**Stated problem**
Look through the lines below and extract any with the word "营业收入".
---*---
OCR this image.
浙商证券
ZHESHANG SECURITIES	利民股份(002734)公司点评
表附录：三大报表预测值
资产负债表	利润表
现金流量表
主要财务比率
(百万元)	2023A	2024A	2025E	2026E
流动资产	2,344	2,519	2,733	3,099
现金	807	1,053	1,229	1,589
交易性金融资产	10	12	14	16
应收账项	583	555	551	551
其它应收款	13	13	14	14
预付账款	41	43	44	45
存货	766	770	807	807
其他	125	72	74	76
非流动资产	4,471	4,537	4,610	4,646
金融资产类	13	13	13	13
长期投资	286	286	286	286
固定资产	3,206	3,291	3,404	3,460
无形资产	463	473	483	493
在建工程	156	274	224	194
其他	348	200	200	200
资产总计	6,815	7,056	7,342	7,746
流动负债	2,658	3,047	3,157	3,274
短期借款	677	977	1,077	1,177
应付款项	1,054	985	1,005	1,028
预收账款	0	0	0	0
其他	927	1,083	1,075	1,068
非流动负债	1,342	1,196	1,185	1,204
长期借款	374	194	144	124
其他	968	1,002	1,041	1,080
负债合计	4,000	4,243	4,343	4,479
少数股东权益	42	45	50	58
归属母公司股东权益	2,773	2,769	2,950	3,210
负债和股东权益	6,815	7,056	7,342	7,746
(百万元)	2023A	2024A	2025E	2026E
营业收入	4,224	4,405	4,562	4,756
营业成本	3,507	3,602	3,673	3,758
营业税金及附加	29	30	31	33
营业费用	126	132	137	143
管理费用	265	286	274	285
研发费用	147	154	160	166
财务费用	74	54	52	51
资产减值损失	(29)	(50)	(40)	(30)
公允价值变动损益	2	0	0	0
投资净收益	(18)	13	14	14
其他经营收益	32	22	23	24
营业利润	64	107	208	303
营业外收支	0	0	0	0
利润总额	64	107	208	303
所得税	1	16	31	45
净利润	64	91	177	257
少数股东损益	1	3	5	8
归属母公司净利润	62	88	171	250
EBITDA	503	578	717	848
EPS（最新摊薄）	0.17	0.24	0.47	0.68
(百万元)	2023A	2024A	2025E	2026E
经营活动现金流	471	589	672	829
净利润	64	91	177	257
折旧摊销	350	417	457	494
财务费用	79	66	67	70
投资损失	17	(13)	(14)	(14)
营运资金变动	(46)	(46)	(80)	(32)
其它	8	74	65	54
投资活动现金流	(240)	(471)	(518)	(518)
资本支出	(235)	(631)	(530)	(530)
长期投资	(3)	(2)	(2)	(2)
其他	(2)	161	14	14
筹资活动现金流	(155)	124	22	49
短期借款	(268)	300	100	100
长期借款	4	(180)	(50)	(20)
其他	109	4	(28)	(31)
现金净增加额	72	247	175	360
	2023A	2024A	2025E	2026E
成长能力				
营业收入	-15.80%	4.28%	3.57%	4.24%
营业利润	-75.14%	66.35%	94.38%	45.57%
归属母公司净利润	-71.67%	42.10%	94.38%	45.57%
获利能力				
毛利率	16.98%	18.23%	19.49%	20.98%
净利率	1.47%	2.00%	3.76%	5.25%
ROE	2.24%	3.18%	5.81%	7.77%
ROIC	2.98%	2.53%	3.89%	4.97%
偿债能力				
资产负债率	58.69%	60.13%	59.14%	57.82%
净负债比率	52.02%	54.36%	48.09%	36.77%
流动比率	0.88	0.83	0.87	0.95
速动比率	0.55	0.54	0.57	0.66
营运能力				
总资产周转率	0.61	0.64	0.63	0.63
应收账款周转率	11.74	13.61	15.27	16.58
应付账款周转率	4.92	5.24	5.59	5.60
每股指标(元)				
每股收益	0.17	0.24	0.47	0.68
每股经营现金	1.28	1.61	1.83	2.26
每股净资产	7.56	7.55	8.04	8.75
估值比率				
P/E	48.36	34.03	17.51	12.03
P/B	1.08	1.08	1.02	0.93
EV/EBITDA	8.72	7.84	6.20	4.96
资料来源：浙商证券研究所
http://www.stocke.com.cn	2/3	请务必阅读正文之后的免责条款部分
---*---
**Response to this task**
营业收入	4,224	4,405	4,562	4,756
营业收入	-15.80%	4.28%	3.57%	4.24%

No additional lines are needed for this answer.